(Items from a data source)
►

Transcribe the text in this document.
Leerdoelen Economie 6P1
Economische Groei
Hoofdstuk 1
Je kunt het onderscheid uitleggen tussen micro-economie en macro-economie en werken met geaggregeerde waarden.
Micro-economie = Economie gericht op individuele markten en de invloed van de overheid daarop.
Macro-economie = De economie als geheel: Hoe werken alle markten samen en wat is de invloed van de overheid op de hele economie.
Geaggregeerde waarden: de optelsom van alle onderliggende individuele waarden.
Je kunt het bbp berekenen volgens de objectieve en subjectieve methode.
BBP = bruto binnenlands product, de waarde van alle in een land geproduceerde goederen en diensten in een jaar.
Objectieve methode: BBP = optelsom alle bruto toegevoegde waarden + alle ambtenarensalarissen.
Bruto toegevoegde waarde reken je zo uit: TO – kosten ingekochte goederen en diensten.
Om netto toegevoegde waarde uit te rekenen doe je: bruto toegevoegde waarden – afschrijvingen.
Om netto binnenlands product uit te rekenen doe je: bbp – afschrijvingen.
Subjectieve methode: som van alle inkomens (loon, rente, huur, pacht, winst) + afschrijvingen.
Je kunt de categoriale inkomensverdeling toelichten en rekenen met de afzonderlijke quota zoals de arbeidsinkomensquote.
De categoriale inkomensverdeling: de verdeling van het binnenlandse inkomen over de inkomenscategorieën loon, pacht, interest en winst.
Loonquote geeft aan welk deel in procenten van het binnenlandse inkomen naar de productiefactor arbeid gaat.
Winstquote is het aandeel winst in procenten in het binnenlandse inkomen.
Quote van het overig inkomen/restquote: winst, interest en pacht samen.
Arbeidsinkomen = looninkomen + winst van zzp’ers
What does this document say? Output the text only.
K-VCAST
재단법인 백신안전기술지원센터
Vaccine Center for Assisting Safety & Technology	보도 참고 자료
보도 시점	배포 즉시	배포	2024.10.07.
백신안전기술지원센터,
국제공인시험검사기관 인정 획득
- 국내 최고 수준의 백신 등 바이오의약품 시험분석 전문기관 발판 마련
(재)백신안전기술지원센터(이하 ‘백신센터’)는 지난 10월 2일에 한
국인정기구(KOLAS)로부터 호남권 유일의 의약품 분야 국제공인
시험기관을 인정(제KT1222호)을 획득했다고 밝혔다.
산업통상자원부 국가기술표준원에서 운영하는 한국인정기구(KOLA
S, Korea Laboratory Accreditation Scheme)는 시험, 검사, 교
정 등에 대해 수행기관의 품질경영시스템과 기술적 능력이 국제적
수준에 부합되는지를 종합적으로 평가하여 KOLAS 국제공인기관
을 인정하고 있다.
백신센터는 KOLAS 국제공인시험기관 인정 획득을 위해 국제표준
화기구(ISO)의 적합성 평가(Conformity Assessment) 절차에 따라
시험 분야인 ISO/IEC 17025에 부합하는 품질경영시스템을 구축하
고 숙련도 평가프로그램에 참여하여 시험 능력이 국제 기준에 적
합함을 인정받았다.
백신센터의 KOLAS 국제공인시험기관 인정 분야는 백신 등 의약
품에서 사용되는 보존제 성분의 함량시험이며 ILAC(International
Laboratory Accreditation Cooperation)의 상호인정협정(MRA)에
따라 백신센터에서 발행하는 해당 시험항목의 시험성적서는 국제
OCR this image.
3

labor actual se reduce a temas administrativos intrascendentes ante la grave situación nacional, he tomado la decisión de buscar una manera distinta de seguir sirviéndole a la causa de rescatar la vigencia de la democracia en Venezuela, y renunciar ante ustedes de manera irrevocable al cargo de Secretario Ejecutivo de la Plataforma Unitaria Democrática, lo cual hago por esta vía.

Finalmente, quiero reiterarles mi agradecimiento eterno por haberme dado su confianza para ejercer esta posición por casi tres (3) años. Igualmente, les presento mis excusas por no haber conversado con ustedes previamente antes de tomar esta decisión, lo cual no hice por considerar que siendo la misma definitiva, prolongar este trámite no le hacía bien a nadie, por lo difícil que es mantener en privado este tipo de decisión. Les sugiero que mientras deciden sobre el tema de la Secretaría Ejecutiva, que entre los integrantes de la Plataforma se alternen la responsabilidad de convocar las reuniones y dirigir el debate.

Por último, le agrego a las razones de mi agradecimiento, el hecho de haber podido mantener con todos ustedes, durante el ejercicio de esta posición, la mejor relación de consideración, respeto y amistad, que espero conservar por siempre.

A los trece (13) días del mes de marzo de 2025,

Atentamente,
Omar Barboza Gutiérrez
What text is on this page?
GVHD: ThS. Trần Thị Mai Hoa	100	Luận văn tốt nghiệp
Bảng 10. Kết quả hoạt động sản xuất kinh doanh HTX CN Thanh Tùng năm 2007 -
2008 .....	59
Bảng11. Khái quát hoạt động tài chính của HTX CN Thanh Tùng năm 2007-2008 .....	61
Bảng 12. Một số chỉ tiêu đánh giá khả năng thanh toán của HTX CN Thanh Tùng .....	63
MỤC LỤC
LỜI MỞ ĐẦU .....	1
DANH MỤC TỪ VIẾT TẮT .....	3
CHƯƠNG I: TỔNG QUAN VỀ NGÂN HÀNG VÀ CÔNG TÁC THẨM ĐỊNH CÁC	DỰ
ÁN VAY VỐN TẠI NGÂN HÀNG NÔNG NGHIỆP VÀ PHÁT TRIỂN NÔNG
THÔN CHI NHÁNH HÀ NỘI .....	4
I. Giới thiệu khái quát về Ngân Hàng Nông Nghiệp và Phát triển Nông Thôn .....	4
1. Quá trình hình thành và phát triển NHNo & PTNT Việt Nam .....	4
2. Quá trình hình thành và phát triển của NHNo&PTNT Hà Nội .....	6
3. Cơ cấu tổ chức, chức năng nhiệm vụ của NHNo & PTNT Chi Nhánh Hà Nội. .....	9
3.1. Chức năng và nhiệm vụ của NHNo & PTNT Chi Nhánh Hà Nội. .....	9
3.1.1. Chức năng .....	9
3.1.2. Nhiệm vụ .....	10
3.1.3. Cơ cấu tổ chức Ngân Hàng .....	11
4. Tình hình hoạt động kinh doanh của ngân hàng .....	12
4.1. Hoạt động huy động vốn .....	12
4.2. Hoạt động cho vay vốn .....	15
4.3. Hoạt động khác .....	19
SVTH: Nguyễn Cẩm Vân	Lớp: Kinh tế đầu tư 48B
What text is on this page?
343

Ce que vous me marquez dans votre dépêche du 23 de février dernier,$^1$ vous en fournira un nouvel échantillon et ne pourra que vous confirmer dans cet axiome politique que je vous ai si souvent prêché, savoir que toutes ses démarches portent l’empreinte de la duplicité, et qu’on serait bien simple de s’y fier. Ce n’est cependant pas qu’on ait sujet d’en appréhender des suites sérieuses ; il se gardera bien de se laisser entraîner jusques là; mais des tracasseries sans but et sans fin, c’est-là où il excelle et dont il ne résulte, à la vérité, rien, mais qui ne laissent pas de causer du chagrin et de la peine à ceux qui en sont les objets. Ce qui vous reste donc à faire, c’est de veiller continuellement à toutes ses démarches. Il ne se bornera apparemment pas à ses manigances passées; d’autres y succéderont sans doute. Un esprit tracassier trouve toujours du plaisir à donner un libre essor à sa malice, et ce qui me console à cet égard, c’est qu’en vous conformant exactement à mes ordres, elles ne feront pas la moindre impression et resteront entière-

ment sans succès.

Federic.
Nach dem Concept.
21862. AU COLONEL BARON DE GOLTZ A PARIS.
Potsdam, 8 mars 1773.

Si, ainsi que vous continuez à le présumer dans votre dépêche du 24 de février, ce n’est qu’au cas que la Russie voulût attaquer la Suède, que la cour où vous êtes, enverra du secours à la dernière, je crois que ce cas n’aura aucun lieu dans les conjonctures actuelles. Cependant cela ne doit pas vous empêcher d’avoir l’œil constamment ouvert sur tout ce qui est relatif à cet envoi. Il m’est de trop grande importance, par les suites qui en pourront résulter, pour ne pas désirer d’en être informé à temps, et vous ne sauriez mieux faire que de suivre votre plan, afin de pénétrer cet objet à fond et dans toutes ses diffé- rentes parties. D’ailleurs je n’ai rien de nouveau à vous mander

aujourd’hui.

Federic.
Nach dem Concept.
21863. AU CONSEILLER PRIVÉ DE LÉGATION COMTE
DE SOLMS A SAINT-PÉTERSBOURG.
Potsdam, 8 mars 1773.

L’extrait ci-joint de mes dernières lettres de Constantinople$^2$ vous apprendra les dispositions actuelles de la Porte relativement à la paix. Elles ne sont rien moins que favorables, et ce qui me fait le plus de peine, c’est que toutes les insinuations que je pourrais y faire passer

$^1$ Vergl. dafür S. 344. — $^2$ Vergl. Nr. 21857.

◄

» Written request
Your task is to gather every line with the word "text" and copy it.

» Correct response
Transcribe the text in this document.
What does this document say? Output the text only.
What text is on this page?
What text is on this page?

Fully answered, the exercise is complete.